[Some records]
((
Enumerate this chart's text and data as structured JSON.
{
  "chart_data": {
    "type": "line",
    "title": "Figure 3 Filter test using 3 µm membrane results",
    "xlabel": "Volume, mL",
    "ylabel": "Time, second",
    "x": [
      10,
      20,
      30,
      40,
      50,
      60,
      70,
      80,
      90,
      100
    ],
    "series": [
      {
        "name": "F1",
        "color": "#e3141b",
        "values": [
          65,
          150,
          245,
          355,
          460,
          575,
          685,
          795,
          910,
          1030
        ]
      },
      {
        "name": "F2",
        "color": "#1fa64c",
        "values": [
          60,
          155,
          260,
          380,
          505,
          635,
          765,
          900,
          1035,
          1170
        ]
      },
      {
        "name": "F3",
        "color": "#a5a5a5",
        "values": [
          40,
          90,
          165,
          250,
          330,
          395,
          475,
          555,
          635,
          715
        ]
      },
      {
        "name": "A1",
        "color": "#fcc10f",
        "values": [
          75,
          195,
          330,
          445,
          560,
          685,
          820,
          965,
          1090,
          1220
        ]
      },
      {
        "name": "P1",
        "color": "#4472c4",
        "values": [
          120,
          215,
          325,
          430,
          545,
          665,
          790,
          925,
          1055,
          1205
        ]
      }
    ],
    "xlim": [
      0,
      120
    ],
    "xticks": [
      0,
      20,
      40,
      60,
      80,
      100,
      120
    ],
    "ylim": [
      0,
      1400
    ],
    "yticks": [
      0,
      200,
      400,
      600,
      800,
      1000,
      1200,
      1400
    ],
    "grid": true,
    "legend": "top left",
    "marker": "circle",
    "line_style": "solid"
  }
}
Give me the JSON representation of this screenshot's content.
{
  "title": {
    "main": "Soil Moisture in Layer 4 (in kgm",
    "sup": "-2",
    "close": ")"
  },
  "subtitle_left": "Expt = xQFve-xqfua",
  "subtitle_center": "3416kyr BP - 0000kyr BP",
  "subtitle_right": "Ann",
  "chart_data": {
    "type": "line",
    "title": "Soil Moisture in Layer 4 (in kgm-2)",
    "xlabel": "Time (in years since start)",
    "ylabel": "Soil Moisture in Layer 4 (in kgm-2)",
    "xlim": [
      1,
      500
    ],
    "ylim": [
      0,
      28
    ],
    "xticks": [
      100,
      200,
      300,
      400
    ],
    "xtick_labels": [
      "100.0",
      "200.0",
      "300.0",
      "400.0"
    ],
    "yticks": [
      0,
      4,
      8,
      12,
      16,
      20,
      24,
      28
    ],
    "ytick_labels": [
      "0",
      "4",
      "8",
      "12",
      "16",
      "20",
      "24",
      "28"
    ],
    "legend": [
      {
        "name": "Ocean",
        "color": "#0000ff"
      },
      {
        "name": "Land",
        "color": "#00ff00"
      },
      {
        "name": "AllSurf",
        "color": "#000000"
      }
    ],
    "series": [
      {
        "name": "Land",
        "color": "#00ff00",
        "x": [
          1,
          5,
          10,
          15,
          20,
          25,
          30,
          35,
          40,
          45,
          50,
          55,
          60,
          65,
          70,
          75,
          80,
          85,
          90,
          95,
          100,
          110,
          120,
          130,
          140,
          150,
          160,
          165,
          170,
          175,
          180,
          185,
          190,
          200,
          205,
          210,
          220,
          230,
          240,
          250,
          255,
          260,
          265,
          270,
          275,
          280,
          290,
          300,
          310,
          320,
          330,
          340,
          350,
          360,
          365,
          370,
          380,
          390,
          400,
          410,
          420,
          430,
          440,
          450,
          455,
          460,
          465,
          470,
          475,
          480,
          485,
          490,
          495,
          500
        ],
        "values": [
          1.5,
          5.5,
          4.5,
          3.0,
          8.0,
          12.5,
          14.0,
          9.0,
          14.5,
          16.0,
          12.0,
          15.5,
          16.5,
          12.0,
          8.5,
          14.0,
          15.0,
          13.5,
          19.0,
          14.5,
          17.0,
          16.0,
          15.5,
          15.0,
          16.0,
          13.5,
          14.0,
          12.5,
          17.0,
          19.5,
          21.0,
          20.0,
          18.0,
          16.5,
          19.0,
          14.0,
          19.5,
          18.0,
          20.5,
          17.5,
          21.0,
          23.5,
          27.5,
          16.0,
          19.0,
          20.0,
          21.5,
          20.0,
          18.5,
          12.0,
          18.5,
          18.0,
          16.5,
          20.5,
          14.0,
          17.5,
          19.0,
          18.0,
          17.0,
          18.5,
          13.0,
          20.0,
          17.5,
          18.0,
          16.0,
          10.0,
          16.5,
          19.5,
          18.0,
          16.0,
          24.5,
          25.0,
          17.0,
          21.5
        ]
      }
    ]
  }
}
))
> _Challenge_
Determine how many lines of the data contain "Layer" and give nothing but that number.

> _The completed task_
3